- [Aim]
Select and reproduce each line of the listing below that bears the string "株式会社エヌ".

□ □ □ □

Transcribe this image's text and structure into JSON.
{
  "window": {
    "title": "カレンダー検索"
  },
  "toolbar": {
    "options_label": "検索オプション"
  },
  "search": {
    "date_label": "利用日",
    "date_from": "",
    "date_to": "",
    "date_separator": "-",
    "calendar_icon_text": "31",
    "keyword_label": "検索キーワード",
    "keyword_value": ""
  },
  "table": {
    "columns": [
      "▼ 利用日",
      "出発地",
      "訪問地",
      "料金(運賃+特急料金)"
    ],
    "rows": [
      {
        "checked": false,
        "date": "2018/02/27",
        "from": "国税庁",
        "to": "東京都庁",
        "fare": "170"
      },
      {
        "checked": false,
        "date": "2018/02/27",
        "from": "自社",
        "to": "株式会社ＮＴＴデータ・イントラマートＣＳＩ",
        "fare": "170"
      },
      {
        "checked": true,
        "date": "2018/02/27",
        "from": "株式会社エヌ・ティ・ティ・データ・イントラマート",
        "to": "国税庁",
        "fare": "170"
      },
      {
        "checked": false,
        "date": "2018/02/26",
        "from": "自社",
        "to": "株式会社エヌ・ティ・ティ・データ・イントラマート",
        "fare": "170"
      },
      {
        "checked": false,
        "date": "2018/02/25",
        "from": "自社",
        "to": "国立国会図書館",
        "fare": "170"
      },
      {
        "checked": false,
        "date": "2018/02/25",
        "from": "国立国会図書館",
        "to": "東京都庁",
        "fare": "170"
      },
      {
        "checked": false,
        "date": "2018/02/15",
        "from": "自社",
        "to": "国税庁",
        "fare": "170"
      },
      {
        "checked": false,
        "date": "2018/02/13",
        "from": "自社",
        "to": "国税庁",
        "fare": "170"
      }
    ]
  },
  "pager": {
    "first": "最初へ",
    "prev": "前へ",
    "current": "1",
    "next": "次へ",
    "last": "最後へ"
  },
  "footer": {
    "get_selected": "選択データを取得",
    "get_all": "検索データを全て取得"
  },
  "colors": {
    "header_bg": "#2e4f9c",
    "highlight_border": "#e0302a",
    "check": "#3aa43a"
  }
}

□ □ □ □

- [Task answer]
        "from": "株式会社エヌ・ティ・ティ・データ・イントラマート",
        "to": "株式会社エヌ・ティ・ティ・データ・イントラマート",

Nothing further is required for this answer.